## Exercise brief
Output exactly the lines from the line with "Read this page and output its text content." through the end of the records below. Include nothing else.
** START OF Given data **
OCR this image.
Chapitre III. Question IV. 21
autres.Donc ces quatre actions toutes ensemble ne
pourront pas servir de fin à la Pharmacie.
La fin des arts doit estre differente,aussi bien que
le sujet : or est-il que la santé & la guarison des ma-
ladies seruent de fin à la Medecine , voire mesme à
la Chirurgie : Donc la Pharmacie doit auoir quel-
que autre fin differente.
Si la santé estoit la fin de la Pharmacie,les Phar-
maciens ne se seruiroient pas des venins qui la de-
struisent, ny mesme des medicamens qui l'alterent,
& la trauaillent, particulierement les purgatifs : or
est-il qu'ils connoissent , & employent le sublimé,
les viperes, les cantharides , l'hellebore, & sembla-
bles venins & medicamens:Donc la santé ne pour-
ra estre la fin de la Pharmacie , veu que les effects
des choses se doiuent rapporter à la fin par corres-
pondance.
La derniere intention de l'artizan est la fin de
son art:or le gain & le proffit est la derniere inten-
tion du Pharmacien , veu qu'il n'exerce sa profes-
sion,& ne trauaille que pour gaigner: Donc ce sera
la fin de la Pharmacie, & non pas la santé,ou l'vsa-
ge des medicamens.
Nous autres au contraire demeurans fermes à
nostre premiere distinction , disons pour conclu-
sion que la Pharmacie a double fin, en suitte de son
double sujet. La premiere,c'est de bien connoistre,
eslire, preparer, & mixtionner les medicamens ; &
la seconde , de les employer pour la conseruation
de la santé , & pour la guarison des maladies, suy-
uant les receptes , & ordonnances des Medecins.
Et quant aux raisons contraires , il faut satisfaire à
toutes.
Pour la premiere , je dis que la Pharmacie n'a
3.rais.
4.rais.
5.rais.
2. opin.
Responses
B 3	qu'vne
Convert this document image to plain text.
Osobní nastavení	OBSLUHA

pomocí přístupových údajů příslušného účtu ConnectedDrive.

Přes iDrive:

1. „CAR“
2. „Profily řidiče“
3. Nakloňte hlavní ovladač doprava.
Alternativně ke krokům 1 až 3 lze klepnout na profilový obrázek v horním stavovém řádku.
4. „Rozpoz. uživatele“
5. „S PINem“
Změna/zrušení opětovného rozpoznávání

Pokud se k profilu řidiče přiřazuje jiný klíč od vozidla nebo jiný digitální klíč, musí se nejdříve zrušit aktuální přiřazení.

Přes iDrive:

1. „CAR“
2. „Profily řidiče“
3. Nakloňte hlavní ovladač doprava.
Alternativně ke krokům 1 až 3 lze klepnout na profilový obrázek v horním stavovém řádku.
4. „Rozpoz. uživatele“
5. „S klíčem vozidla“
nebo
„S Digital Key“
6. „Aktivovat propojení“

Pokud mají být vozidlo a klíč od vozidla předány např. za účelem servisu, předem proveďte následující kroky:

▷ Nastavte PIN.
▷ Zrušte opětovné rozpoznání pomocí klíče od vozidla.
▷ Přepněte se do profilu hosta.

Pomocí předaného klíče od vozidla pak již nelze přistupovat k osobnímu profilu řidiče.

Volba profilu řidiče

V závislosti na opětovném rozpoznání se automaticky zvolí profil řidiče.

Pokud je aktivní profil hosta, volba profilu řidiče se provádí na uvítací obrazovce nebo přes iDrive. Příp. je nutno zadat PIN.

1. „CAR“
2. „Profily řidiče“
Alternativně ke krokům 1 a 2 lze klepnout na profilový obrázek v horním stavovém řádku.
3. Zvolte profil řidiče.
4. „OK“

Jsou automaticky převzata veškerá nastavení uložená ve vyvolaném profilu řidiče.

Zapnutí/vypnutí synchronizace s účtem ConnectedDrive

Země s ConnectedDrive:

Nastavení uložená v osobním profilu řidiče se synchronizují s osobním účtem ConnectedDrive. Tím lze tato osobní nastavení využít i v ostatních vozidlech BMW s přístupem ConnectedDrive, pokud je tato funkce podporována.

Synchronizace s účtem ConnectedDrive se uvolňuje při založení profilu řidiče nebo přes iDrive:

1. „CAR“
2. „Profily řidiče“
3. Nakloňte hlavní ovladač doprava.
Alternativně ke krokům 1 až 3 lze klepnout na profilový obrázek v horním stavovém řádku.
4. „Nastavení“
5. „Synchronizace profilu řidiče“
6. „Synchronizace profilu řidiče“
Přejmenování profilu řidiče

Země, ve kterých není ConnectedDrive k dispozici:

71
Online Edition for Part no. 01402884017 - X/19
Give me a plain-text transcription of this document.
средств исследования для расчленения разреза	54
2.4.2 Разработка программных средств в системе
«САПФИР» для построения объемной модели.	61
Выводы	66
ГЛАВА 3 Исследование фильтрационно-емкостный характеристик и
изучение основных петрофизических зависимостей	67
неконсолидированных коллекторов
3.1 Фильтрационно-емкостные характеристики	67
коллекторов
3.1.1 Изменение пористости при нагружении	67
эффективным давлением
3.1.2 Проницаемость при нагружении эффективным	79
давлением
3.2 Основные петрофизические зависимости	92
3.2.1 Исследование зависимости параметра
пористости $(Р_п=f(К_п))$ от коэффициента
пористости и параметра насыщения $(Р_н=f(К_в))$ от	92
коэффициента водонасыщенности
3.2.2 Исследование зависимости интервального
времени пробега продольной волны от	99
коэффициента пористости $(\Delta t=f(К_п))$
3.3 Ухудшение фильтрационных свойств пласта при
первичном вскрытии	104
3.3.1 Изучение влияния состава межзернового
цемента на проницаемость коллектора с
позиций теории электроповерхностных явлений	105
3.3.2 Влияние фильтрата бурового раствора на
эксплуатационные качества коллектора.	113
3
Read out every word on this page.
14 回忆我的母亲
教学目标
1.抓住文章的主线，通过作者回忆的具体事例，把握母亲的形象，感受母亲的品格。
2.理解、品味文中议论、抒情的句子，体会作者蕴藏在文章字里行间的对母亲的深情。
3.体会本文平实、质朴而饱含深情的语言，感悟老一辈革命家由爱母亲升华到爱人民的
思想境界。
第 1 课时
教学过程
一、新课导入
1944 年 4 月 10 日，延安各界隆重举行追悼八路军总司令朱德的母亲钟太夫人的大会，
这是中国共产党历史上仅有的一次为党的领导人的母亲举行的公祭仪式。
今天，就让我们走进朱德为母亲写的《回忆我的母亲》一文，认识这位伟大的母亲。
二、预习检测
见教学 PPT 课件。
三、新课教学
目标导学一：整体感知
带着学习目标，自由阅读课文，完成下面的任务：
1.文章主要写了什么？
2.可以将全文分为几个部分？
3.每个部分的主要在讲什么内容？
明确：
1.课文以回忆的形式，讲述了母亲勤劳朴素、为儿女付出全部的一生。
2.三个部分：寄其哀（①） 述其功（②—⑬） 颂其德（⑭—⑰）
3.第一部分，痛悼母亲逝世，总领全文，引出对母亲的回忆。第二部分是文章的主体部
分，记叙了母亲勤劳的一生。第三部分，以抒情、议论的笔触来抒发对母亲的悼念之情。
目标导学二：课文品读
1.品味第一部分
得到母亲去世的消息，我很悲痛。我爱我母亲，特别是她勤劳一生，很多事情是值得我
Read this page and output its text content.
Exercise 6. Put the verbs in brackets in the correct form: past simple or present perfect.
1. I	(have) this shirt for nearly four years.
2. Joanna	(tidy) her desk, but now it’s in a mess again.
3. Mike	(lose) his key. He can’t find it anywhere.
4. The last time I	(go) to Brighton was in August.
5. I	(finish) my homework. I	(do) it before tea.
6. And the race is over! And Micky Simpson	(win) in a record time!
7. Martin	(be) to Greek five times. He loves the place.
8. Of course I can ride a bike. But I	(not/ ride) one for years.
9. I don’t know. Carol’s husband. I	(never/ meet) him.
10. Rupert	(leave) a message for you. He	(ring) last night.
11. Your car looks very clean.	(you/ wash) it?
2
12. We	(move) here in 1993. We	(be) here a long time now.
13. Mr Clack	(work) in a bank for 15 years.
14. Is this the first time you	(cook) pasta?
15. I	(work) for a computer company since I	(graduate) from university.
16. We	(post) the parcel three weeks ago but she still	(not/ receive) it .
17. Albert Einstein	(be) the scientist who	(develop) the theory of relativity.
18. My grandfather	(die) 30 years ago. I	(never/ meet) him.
** END OF Given data **
## Solution for this problem
Read this page and output its text content.
Exercise 6. Put the verbs in brackets in the correct form: past simple or present perfect.
1. I	(have) this shirt for nearly four years.
2. Joanna	(tidy) her desk, but now it’s in a mess again.
3. Mike	(lose) his key. He can’t find it anywhere.
4. The last time I	(go) to Brighton was in August.
5. I	(finish) my homework. I	(do) it before tea.
6. And the race is over! And Micky Simpson	(win) in a record time!
7. Martin	(be) to Greek five times. He loves the place.
8. Of course I can ride a bike. But I	(not/ ride) one for years.
9. I don’t know. Carol’s husband. I	(never/ meet) him.
10. Rupert	(leave) a message for you. He	(ring) last night.
11. Your car looks very clean.	(you/ wash) it?
2
12. We	(move) here in 1993. We	(be) here a long time now.
13. Mr Clack	(work) in a bank for 15 years.
14. Is this the first time you	(cook) pasta?
15. I	(work) for a computer company since I	(graduate) from university.
16. We	(post) the parcel three weeks ago but she still	(not/ receive) it .
17. Albert Einstein	(be) the scientist who	(develop) the theory of relativity.
18. My grandfather	(die) 30 years ago. I	(never/ meet) him.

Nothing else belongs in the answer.